■ Do this
Output the full listing below exactly, without the pictures.

■ Stored data
>>>>

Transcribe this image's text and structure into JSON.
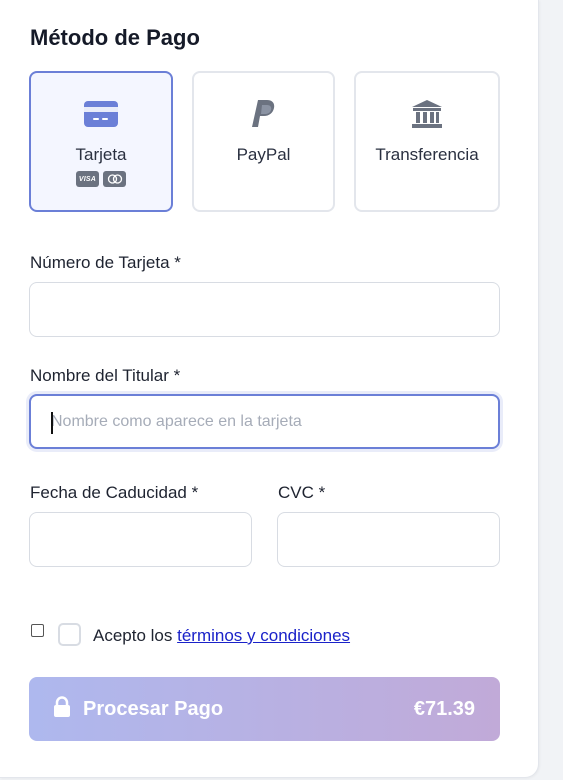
{
  "payment": {
    "title": "Método de Pago",
    "methods": [
      {
        "label": "Tarjeta",
        "icon": "credit-card-icon",
        "selected": true,
        "brands": [
          "VISA",
          "mastercard"
        ]
      },
      {
        "label": "PayPal",
        "icon": "paypal-icon",
        "selected": false
      },
      {
        "label": "Transferencia",
        "icon": "bank-icon",
        "selected": false
      }
    ]
  },
  "form": {
    "card_number": {
      "label": "Número de Tarjeta *",
      "value": "",
      "placeholder": ""
    },
    "holder_name": {
      "label": "Nombre del Titular *",
      "value": "",
      "placeholder": "Nombre como aparece en la tarjeta"
    },
    "expiry": {
      "label": "Fecha de Caducidad *",
      "value": "",
      "placeholder": ""
    },
    "cvc": {
      "label": "CVC *",
      "value": "",
      "placeholder": ""
    }
  },
  "terms": {
    "prefix": "Acepto los ",
    "link": "términos y condiciones",
    "checked": false
  },
  "submit": {
    "label": "Procesar Pago",
    "amount": "€71.39",
    "icon": "lock-icon"
  },
  "colors": {
    "accent": "#6b7fd7",
    "button_start": "#aeb8ee",
    "button_end": "#c1aad8",
    "link": "#1a22c9"
  }
}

<<<<

■ Response to this task
Transcribe this image's text and structure into JSON.
{
  "payment": {
    "title": "Método de Pago",
    "methods": [
      {
        "label": "Tarjeta",
        "icon": "credit-card-icon",
        "selected": true,
        "brands": [
          "VISA",
          "mastercard"
        ]
      },
      {
        "label": "PayPal",
        "icon": "paypal-icon",
        "selected": false
      },
      {
        "label": "Transferencia",
        "icon": "bank-icon",
        "selected": false
      }
    ]
  },
  "form": {
    "card_number": {
      "label": "Número de Tarjeta *",
      "value": "",
      "placeholder": ""
    },
    "holder_name": {
      "label": "Nombre del Titular *",
      "value": "",
      "placeholder": "Nombre como aparece en la tarjeta"
    },
    "expiry": {
      "label": "Fecha de Caducidad *",
      "value": "",
      "placeholder": ""
    },
    "cvc": {
      "label": "CVC *",
      "value": "",
      "placeholder": ""
    }
  },
  "terms": {
    "prefix": "Acepto los ",
    "link": "términos y condiciones",
    "checked": false
  },
  "submit": {
    "label": "Procesar Pago",
    "amount": "€71.39",
    "icon": "lock-icon"
  },
  "colors": {
    "accent": "#6b7fd7",
    "button_start": "#aeb8ee",
    "button_end": "#c1aad8",
    "link": "#1a22c9"
  }
}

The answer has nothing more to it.